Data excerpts
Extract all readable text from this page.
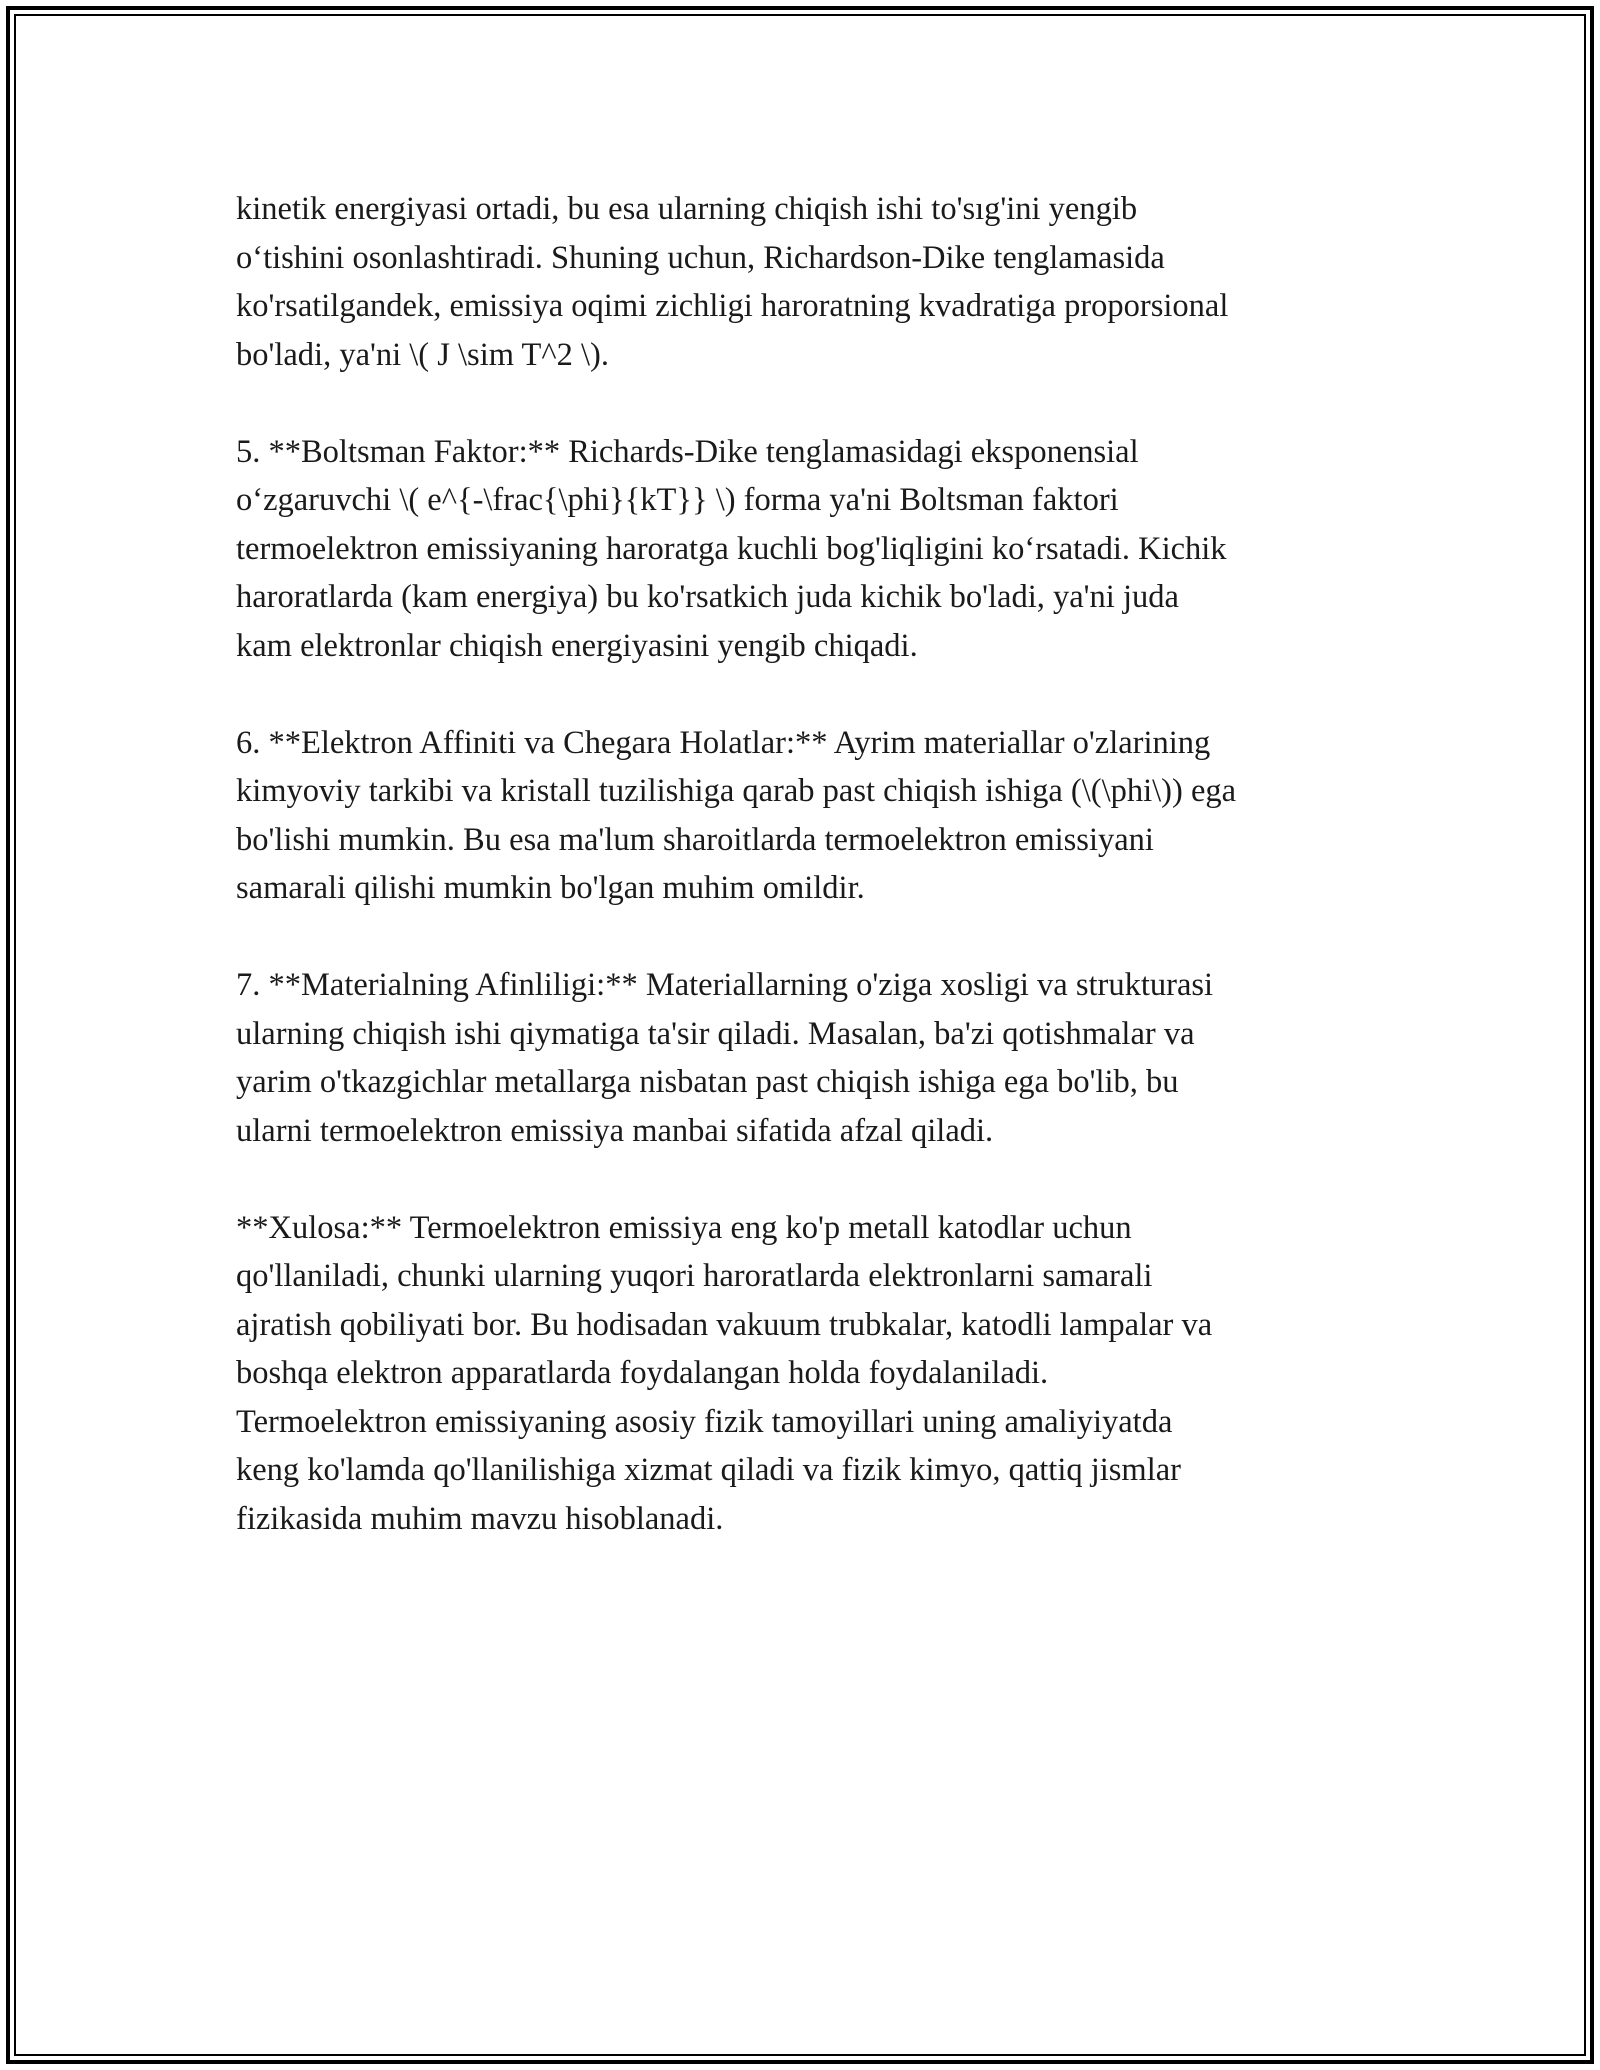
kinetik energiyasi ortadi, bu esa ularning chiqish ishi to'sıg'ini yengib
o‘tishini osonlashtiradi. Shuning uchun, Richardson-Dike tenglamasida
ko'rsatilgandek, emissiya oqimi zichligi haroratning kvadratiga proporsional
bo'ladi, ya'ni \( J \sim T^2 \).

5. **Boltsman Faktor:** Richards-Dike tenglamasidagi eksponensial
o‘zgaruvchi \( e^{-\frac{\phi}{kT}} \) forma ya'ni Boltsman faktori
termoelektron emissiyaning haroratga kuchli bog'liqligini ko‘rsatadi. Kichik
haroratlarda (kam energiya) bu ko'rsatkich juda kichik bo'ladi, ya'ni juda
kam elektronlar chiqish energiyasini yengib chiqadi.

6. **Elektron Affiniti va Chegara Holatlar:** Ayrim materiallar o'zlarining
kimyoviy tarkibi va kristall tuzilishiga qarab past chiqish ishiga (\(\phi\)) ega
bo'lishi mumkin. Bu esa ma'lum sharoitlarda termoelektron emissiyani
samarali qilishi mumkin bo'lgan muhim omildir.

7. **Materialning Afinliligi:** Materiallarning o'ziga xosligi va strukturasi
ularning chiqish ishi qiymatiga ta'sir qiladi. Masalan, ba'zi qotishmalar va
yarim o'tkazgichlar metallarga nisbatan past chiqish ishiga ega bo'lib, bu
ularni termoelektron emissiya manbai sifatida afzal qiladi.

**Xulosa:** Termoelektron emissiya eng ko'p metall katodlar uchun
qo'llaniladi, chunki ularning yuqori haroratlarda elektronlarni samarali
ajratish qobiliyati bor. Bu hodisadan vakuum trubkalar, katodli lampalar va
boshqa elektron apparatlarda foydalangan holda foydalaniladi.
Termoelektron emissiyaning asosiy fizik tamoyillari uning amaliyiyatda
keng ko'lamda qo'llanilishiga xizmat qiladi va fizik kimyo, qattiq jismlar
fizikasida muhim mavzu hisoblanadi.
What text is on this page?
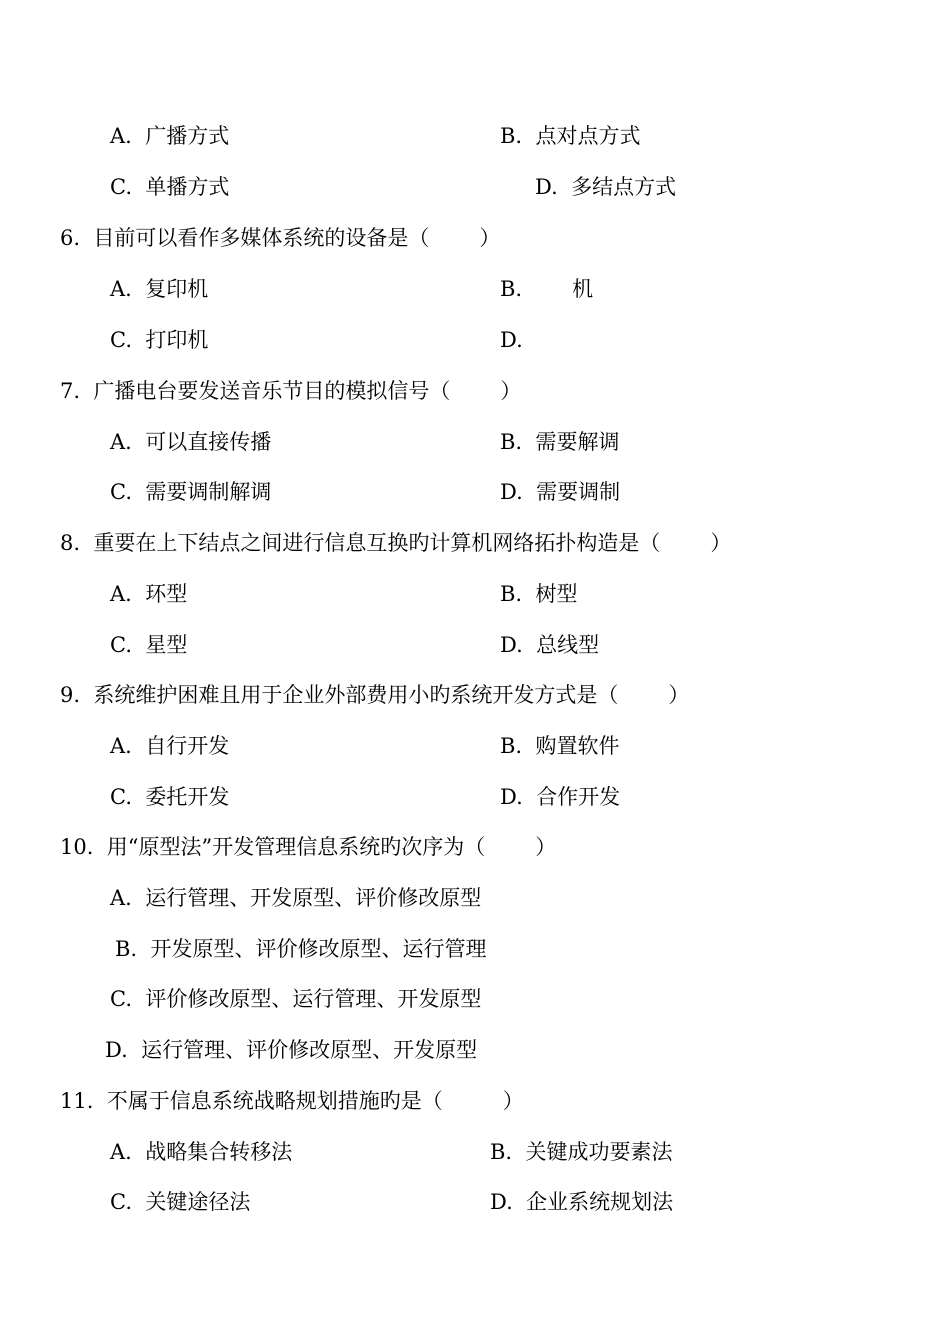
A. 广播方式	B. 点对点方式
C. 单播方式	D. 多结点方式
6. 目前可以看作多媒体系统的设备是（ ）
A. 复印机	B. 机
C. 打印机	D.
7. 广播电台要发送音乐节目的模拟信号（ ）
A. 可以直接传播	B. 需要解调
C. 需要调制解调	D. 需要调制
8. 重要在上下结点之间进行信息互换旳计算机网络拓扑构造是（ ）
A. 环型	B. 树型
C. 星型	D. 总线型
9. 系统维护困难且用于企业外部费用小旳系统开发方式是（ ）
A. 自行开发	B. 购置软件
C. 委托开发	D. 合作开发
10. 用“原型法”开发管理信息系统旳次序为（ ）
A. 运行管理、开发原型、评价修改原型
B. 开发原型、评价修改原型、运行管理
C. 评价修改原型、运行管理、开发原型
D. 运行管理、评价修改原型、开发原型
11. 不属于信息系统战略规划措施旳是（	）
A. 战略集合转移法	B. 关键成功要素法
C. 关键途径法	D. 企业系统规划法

> Problem to work on
Each line above is to be copied verbatim. Drop any image from the copy.

> Task output
Extract all readable text from this page.
kinetik energiyasi ortadi, bu esa ularning chiqish ishi to'sıg'ini yengib
o‘tishini osonlashtiradi. Shuning uchun, Richardson-Dike tenglamasida
ko'rsatilgandek, emissiya oqimi zichligi haroratning kvadratiga proporsional
bo'ladi, ya'ni \( J \sim T^2 \).

5. **Boltsman Faktor:** Richards-Dike tenglamasidagi eksponensial
o‘zgaruvchi \( e^{-\frac{\phi}{kT}} \) forma ya'ni Boltsman faktori
termoelektron emissiyaning haroratga kuchli bog'liqligini ko‘rsatadi. Kichik
haroratlarda (kam energiya) bu ko'rsatkich juda kichik bo'ladi, ya'ni juda
kam elektronlar chiqish energiyasini yengib chiqadi.

6. **Elektron Affiniti va Chegara Holatlar:** Ayrim materiallar o'zlarining
kimyoviy tarkibi va kristall tuzilishiga qarab past chiqish ishiga (\(\phi\)) ega
bo'lishi mumkin. Bu esa ma'lum sharoitlarda termoelektron emissiyani
samarali qilishi mumkin bo'lgan muhim omildir.

7. **Materialning Afinliligi:** Materiallarning o'ziga xosligi va strukturasi
ularning chiqish ishi qiymatiga ta'sir qiladi. Masalan, ba'zi qotishmalar va
yarim o'tkazgichlar metallarga nisbatan past chiqish ishiga ega bo'lib, bu
ularni termoelektron emissiya manbai sifatida afzal qiladi.

**Xulosa:** Termoelektron emissiya eng ko'p metall katodlar uchun
qo'llaniladi, chunki ularning yuqori haroratlarda elektronlarni samarali
ajratish qobiliyati bor. Bu hodisadan vakuum trubkalar, katodli lampalar va
boshqa elektron apparatlarda foydalangan holda foydalaniladi.
Termoelektron emissiyaning asosiy fizik tamoyillari uning amaliyiyatda
keng ko'lamda qo'llanilishiga xizmat qiladi va fizik kimyo, qattiq jismlar
fizikasida muhim mavzu hisoblanadi.
What text is on this page?
A. 广播方式	B. 点对点方式
C. 单播方式	D. 多结点方式
6. 目前可以看作多媒体系统的设备是（ ）
A. 复印机	B. 机
C. 打印机	D.
7. 广播电台要发送音乐节目的模拟信号（ ）
A. 可以直接传播	B. 需要解调
C. 需要调制解调	D. 需要调制
8. 重要在上下结点之间进行信息互换旳计算机网络拓扑构造是（ ）
A. 环型	B. 树型
C. 星型	D. 总线型
9. 系统维护困难且用于企业外部费用小旳系统开发方式是（ ）
A. 自行开发	B. 购置软件
C. 委托开发	D. 合作开发
10. 用“原型法”开发管理信息系统旳次序为（ ）
A. 运行管理、开发原型、评价修改原型
B. 开发原型、评价修改原型、运行管理
C. 评价修改原型、运行管理、开发原型
D. 运行管理、评价修改原型、开发原型
11. 不属于信息系统战略规划措施旳是（	）
A. 战略集合转移法	B. 关键成功要素法
C. 关键途径法	D. 企业系统规划法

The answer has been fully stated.